═════ Data for the task

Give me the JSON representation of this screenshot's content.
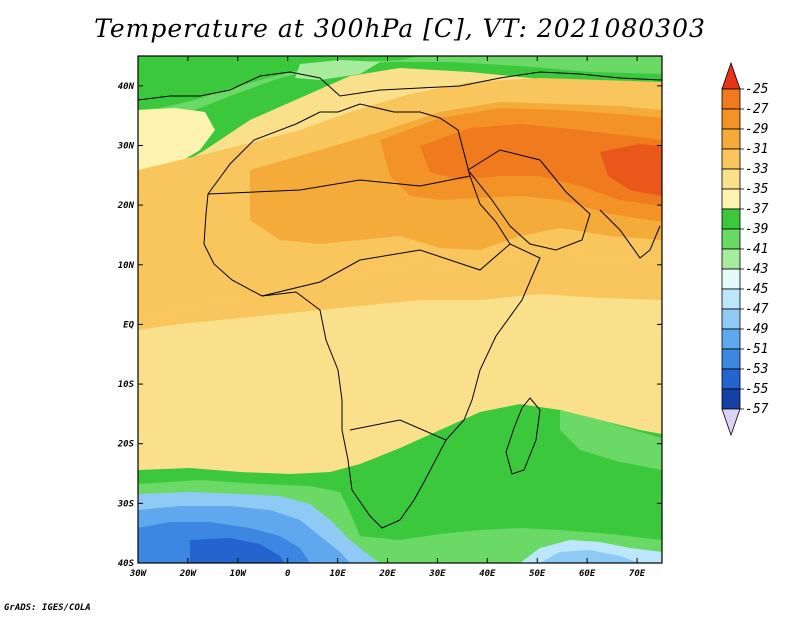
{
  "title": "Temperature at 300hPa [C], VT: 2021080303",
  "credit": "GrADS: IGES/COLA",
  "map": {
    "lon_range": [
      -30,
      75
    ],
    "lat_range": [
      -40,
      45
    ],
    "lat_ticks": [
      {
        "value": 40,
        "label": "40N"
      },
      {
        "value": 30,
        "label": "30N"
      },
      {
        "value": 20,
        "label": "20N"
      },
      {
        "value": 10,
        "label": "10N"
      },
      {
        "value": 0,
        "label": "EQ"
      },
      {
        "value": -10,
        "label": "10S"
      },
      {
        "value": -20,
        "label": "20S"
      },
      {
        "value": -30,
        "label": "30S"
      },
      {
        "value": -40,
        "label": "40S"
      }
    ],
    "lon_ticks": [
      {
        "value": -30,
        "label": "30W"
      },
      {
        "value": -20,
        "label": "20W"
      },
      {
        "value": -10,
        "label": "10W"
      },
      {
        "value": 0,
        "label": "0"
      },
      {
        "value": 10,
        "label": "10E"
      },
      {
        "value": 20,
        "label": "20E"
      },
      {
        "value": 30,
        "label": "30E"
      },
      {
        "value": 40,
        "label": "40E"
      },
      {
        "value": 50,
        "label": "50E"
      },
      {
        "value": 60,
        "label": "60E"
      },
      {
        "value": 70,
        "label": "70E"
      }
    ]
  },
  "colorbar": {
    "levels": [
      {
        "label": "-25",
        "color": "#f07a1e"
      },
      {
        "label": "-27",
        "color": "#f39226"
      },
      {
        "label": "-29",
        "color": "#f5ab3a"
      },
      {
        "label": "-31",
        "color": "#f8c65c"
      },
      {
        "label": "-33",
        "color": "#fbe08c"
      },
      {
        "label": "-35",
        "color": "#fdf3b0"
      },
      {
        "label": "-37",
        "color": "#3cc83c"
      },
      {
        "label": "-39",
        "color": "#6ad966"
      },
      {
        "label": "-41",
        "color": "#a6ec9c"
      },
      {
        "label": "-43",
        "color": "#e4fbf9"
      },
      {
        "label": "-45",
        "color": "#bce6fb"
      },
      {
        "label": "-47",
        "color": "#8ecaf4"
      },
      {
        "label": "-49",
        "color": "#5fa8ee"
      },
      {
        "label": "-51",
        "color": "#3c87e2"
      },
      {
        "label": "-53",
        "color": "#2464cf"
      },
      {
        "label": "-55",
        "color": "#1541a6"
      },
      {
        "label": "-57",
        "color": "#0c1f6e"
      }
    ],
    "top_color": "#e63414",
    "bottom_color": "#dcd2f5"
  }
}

══════════

> **Prompt**
Repeat each record exactly as shown above, dropping all images.

> **Right answer**
Give me the JSON representation of this screenshot's content.
{
  "title": "Temperature at 300hPa [C], VT: 2021080303",
  "credit": "GrADS: IGES/COLA",
  "map": {
    "lon_range": [
      -30,
      75
    ],
    "lat_range": [
      -40,
      45
    ],
    "lat_ticks": [
      {
        "value": 40,
        "label": "40N"
      },
      {
        "value": 30,
        "label": "30N"
      },
      {
        "value": 20,
        "label": "20N"
      },
      {
        "value": 10,
        "label": "10N"
      },
      {
        "value": 0,
        "label": "EQ"
      },
      {
        "value": -10,
        "label": "10S"
      },
      {
        "value": -20,
        "label": "20S"
      },
      {
        "value": -30,
        "label": "30S"
      },
      {
        "value": -40,
        "label": "40S"
      }
    ],
    "lon_ticks": [
      {
        "value": -30,
        "label": "30W"
      },
      {
        "value": -20,
        "label": "20W"
      },
      {
        "value": -10,
        "label": "10W"
      },
      {
        "value": 0,
        "label": "0"
      },
      {
        "value": 10,
        "label": "10E"
      },
      {
        "value": 20,
        "label": "20E"
      },
      {
        "value": 30,
        "label": "30E"
      },
      {
        "value": 40,
        "label": "40E"
      },
      {
        "value": 50,
        "label": "50E"
      },
      {
        "value": 60,
        "label": "60E"
      },
      {
        "value": 70,
        "label": "70E"
      }
    ]
  },
  "colorbar": {
    "levels": [
      {
        "label": "-25",
        "color": "#f07a1e"
      },
      {
        "label": "-27",
        "color": "#f39226"
      },
      {
        "label": "-29",
        "color": "#f5ab3a"
      },
      {
        "label": "-31",
        "color": "#f8c65c"
      },
      {
        "label": "-33",
        "color": "#fbe08c"
      },
      {
        "label": "-35",
        "color": "#fdf3b0"
      },
      {
        "label": "-37",
        "color": "#3cc83c"
      },
      {
        "label": "-39",
        "color": "#6ad966"
      },
      {
        "label": "-41",
        "color": "#a6ec9c"
      },
      {
        "label": "-43",
        "color": "#e4fbf9"
      },
      {
        "label": "-45",
        "color": "#bce6fb"
      },
      {
        "label": "-47",
        "color": "#8ecaf4"
      },
      {
        "label": "-49",
        "color": "#5fa8ee"
      },
      {
        "label": "-51",
        "color": "#3c87e2"
      },
      {
        "label": "-53",
        "color": "#2464cf"
      },
      {
        "label": "-55",
        "color": "#1541a6"
      },
      {
        "label": "-57",
        "color": "#0c1f6e"
      }
    ],
    "top_color": "#e63414",
    "bottom_color": "#dcd2f5"
  }
}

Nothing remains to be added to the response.